WHAT YOU SHOULD DO:
Write out the whole listing again, exactly as given.

Figure content listings:
* START *

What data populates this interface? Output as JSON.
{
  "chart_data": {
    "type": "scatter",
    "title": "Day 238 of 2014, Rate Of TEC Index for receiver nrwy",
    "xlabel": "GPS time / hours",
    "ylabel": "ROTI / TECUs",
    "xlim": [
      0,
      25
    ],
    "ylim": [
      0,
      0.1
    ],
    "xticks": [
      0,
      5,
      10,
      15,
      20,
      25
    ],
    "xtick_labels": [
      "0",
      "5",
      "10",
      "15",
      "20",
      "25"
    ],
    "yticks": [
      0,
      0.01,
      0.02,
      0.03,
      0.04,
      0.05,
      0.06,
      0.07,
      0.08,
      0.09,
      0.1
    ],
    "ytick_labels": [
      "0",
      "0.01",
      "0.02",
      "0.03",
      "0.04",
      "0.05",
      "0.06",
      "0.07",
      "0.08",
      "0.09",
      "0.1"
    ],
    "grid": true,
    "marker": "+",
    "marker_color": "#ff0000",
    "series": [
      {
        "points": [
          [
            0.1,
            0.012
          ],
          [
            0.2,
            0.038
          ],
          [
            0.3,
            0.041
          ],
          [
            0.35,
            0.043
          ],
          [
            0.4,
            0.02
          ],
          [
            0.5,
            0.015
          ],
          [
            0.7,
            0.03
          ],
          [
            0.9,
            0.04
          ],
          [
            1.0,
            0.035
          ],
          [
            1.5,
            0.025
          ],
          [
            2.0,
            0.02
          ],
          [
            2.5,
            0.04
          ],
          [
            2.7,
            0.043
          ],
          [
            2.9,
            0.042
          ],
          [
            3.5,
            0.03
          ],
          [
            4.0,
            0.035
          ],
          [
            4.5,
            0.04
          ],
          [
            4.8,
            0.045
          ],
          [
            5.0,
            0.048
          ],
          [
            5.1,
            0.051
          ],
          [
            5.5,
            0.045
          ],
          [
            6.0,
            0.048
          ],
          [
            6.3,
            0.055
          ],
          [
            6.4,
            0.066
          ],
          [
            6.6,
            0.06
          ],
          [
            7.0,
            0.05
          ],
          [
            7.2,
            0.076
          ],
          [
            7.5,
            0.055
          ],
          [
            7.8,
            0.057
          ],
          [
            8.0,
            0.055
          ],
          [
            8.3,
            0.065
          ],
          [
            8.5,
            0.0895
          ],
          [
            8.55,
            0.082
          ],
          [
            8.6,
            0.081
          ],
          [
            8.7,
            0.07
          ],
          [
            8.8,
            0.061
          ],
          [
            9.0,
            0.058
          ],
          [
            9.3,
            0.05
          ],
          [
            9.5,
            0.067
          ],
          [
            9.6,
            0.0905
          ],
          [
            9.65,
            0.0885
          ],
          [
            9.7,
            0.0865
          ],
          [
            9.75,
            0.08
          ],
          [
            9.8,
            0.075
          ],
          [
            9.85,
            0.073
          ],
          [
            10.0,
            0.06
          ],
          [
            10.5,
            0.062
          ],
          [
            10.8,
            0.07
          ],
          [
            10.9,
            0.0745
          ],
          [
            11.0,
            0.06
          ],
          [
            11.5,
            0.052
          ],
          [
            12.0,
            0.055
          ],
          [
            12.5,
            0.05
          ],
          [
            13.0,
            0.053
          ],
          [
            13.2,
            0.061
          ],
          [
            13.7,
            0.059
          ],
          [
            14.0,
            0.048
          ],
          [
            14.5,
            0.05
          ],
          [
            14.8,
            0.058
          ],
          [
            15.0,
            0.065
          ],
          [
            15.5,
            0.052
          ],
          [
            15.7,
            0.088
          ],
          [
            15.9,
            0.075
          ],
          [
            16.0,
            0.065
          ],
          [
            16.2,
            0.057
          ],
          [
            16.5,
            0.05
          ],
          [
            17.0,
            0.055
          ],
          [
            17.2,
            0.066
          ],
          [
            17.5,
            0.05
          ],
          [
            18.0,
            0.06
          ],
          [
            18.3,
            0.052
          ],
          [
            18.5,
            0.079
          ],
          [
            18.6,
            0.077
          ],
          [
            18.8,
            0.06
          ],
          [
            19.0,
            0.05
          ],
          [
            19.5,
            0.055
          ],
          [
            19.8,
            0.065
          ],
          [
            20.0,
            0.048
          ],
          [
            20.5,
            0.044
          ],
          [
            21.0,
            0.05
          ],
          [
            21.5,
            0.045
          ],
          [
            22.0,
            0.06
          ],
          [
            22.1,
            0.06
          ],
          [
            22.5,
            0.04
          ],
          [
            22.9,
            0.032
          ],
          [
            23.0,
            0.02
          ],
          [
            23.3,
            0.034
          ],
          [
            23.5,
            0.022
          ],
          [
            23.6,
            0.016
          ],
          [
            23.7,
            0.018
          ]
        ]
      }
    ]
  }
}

* END *

EXERCISE OUTPUT:
What data populates this interface? Output as JSON.
{
  "chart_data": {
    "type": "scatter",
    "title": "Day 238 of 2014, Rate Of TEC Index for receiver nrwy",
    "xlabel": "GPS time / hours",
    "ylabel": "ROTI / TECUs",
    "xlim": [
      0,
      25
    ],
    "ylim": [
      0,
      0.1
    ],
    "xticks": [
      0,
      5,
      10,
      15,
      20,
      25
    ],
    "xtick_labels": [
      "0",
      "5",
      "10",
      "15",
      "20",
      "25"
    ],
    "yticks": [
      0,
      0.01,
      0.02,
      0.03,
      0.04,
      0.05,
      0.06,
      0.07,
      0.08,
      0.09,
      0.1
    ],
    "ytick_labels": [
      "0",
      "0.01",
      "0.02",
      "0.03",
      "0.04",
      "0.05",
      "0.06",
      "0.07",
      "0.08",
      "0.09",
      "0.1"
    ],
    "grid": true,
    "marker": "+",
    "marker_color": "#ff0000",
    "series": [
      {
        "points": [
          [
            0.1,
            0.012
          ],
          [
            0.2,
            0.038
          ],
          [
            0.3,
            0.041
          ],
          [
            0.35,
            0.043
          ],
          [
            0.4,
            0.02
          ],
          [
            0.5,
            0.015
          ],
          [
            0.7,
            0.03
          ],
          [
            0.9,
            0.04
          ],
          [
            1.0,
            0.035
          ],
          [
            1.5,
            0.025
          ],
          [
            2.0,
            0.02
          ],
          [
            2.5,
            0.04
          ],
          [
            2.7,
            0.043
          ],
          [
            2.9,
            0.042
          ],
          [
            3.5,
            0.03
          ],
          [
            4.0,
            0.035
          ],
          [
            4.5,
            0.04
          ],
          [
            4.8,
            0.045
          ],
          [
            5.0,
            0.048
          ],
          [
            5.1,
            0.051
          ],
          [
            5.5,
            0.045
          ],
          [
            6.0,
            0.048
          ],
          [
            6.3,
            0.055
          ],
          [
            6.4,
            0.066
          ],
          [
            6.6,
            0.06
          ],
          [
            7.0,
            0.05
          ],
          [
            7.2,
            0.076
          ],
          [
            7.5,
            0.055
          ],
          [
            7.8,
            0.057
          ],
          [
            8.0,
            0.055
          ],
          [
            8.3,
            0.065
          ],
          [
            8.5,
            0.0895
          ],
          [
            8.55,
            0.082
          ],
          [
            8.6,
            0.081
          ],
          [
            8.7,
            0.07
          ],
          [
            8.8,
            0.061
          ],
          [
            9.0,
            0.058
          ],
          [
            9.3,
            0.05
          ],
          [
            9.5,
            0.067
          ],
          [
            9.6,
            0.0905
          ],
          [
            9.65,
            0.0885
          ],
          [
            9.7,
            0.0865
          ],
          [
            9.75,
            0.08
          ],
          [
            9.8,
            0.075
          ],
          [
            9.85,
            0.073
          ],
          [
            10.0,
            0.06
          ],
          [
            10.5,
            0.062
          ],
          [
            10.8,
            0.07
          ],
          [
            10.9,
            0.0745
          ],
          [
            11.0,
            0.06
          ],
          [
            11.5,
            0.052
          ],
          [
            12.0,
            0.055
          ],
          [
            12.5,
            0.05
          ],
          [
            13.0,
            0.053
          ],
          [
            13.2,
            0.061
          ],
          [
            13.7,
            0.059
          ],
          [
            14.0,
            0.048
          ],
          [
            14.5,
            0.05
          ],
          [
            14.8,
            0.058
          ],
          [
            15.0,
            0.065
          ],
          [
            15.5,
            0.052
          ],
          [
            15.7,
            0.088
          ],
          [
            15.9,
            0.075
          ],
          [
            16.0,
            0.065
          ],
          [
            16.2,
            0.057
          ],
          [
            16.5,
            0.05
          ],
          [
            17.0,
            0.055
          ],
          [
            17.2,
            0.066
          ],
          [
            17.5,
            0.05
          ],
          [
            18.0,
            0.06
          ],
          [
            18.3,
            0.052
          ],
          [
            18.5,
            0.079
          ],
          [
            18.6,
            0.077
          ],
          [
            18.8,
            0.06
          ],
          [
            19.0,
            0.05
          ],
          [
            19.5,
            0.055
          ],
          [
            19.8,
            0.065
          ],
          [
            20.0,
            0.048
          ],
          [
            20.5,
            0.044
          ],
          [
            21.0,
            0.05
          ],
          [
            21.5,
            0.045
          ],
          [
            22.0,
            0.06
          ],
          [
            22.1,
            0.06
          ],
          [
            22.5,
            0.04
          ],
          [
            22.9,
            0.032
          ],
          [
            23.0,
            0.02
          ],
          [
            23.3,
            0.034
          ],
          [
            23.5,
            0.022
          ],
          [
            23.6,
            0.016
          ],
          [
            23.7,
            0.018
          ]
        ]
      }
    ]
  }
}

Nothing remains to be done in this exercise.